§ **Exercise task**
Rewrite every line of the material below as a numbered list, skipping any blank lines.

Items from a dataset:
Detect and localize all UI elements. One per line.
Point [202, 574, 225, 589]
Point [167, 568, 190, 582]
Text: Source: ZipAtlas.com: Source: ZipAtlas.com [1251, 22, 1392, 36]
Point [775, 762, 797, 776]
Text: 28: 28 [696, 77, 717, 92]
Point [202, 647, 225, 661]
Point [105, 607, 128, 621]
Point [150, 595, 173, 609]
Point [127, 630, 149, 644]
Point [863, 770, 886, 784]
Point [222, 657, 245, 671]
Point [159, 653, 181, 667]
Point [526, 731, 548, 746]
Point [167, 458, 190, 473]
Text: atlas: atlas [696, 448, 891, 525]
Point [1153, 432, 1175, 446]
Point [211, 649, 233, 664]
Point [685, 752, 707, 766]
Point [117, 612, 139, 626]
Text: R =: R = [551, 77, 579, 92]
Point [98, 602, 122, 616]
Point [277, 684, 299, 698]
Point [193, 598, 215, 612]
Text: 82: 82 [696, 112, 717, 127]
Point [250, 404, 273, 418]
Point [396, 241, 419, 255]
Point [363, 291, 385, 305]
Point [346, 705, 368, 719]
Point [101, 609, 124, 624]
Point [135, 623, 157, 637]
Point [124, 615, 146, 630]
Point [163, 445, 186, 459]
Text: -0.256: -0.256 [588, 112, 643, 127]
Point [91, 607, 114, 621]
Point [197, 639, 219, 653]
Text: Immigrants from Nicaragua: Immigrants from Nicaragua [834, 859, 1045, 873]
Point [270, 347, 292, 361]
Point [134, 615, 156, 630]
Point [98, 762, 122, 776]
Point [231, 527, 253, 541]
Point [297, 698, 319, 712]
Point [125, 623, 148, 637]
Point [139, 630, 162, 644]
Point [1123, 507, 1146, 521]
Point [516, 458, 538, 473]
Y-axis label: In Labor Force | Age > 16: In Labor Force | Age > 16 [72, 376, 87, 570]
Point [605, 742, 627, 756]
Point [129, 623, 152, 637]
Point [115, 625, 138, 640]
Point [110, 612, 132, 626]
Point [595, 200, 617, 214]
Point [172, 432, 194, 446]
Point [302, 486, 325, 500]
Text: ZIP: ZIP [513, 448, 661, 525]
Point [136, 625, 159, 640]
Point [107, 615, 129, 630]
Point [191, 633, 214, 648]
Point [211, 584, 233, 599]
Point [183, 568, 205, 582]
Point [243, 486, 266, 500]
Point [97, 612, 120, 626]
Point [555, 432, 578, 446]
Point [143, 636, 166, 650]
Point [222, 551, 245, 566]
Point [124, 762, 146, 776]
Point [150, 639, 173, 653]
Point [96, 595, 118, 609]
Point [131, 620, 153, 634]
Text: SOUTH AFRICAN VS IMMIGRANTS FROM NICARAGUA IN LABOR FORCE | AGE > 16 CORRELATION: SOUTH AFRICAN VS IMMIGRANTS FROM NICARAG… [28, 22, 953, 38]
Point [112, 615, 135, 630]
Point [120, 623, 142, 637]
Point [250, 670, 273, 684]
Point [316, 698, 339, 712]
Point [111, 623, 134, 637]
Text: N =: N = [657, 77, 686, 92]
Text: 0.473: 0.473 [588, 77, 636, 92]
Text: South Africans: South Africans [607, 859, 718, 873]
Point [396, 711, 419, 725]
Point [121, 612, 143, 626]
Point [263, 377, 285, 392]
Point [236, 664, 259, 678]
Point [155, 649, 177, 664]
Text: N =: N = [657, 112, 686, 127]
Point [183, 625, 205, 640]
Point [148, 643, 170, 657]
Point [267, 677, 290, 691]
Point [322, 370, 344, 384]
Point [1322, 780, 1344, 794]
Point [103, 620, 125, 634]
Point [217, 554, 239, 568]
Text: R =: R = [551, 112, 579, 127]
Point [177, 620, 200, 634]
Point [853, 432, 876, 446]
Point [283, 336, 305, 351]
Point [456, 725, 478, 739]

§ **Full solution**
1. Detect and localize all UI elements. One per line.
2. Point [202, 574, 225, 589]
3. Point [167, 568, 190, 582]
4. Text: Source: ZipAtlas.com: Source: ZipAtlas.com [1251, 22, 1392, 36]
5. Point [775, 762, 797, 776]
6. Text: 28: 28 [696, 77, 717, 92]
7. Point [202, 647, 225, 661]
8. Point [105, 607, 128, 621]
9. Point [150, 595, 173, 609]
10. Point [127, 630, 149, 644]
11. Point [863, 770, 886, 784]
12. Point [222, 657, 245, 671]
13. Point [159, 653, 181, 667]
14. Point [526, 731, 548, 746]
15. Point [167, 458, 190, 473]
16. Text: atlas: atlas [696, 448, 891, 525]
17. Point [1153, 432, 1175, 446]
18. Point [211, 649, 233, 664]
19. Point [685, 752, 707, 766]
20. Point [117, 612, 139, 626]
21. Text: R =: R = [551, 77, 579, 92]
22. Point [98, 602, 122, 616]
23. Point [277, 684, 299, 698]
24. Point [193, 598, 215, 612]
25. Text: 82: 82 [696, 112, 717, 127]
26. Point [250, 404, 273, 418]
27. Point [396, 241, 419, 255]
28. Point [363, 291, 385, 305]
29. Point [346, 705, 368, 719]
30. Point [101, 609, 124, 624]
31. Point [135, 623, 157, 637]
32. Point [124, 615, 146, 630]
33. Point [163, 445, 186, 459]
34. Text: -0.256: -0.256 [588, 112, 643, 127]
35. Point [91, 607, 114, 621]
36. Point [197, 639, 219, 653]
37. Text: Immigrants from Nicaragua: Immigrants from Nicaragua [834, 859, 1045, 873]
38. Point [270, 347, 292, 361]
39. Point [134, 615, 156, 630]
40. Point [98, 762, 122, 776]
41. Point [231, 527, 253, 541]
42. Point [297, 698, 319, 712]
43. Point [125, 623, 148, 637]
44. Point [139, 630, 162, 644]
45. Point [1123, 507, 1146, 521]
46. Point [516, 458, 538, 473]
47. Y-axis label: In Labor Force | Age > 16: In Labor Force | Age > 16 [72, 376, 87, 570]
48. Point [605, 742, 627, 756]
49. Point [129, 623, 152, 637]
50. Point [115, 625, 138, 640]
51. Point [110, 612, 132, 626]
52. Point [595, 200, 617, 214]
53. Point [172, 432, 194, 446]
54. Point [302, 486, 325, 500]
55. Text: ZIP: ZIP [513, 448, 661, 525]
56. Point [136, 625, 159, 640]
57. Point [107, 615, 129, 630]
58. Point [191, 633, 214, 648]
59. Point [211, 584, 233, 599]
60. Point [183, 568, 205, 582]
61. Point [243, 486, 266, 500]
62. Point [97, 612, 120, 626]
63. Point [555, 432, 578, 446]
64. Point [143, 636, 166, 650]
65. Point [222, 551, 245, 566]
66. Point [124, 762, 146, 776]
67. Point [150, 639, 173, 653]
68. Point [96, 595, 118, 609]
69. Point [131, 620, 153, 634]
70. Text: SOUTH AFRICAN VS IMMIGRANTS FROM NICARAGUA IN LABOR FORCE | AGE > 16 CORRELATION: SOUTH AFRICAN VS IMMIGRANTS FROM NICARAG… [28, 22, 953, 38]
71. Point [112, 615, 135, 630]
72. Point [120, 623, 142, 637]
73. Point [250, 670, 273, 684]
74. Point [316, 698, 339, 712]
75. Point [111, 623, 134, 637]
76. Text: N =: N = [657, 77, 686, 92]
77. Text: 0.473: 0.473 [588, 77, 636, 92]
78. Text: South Africans: South Africans [607, 859, 718, 873]
79. Point [396, 711, 419, 725]
80. Point [121, 612, 143, 626]
81. Point [263, 377, 285, 392]
82. Point [236, 664, 259, 678]
83. Point [155, 649, 177, 664]
84. Text: N =: N = [657, 112, 686, 127]
85. Point [183, 625, 205, 640]
86. Point [148, 643, 170, 657]
87. Point [267, 677, 290, 691]
88. Point [322, 370, 344, 384]
89. Point [1322, 780, 1344, 794]
90. Point [103, 620, 125, 634]
91. Point [217, 554, 239, 568]
92. Text: R =: R = [551, 112, 579, 127]
93. Point [177, 620, 200, 634]
94. Point [853, 432, 876, 446]
95. Point [283, 336, 305, 351]
96. Point [456, 725, 478, 739]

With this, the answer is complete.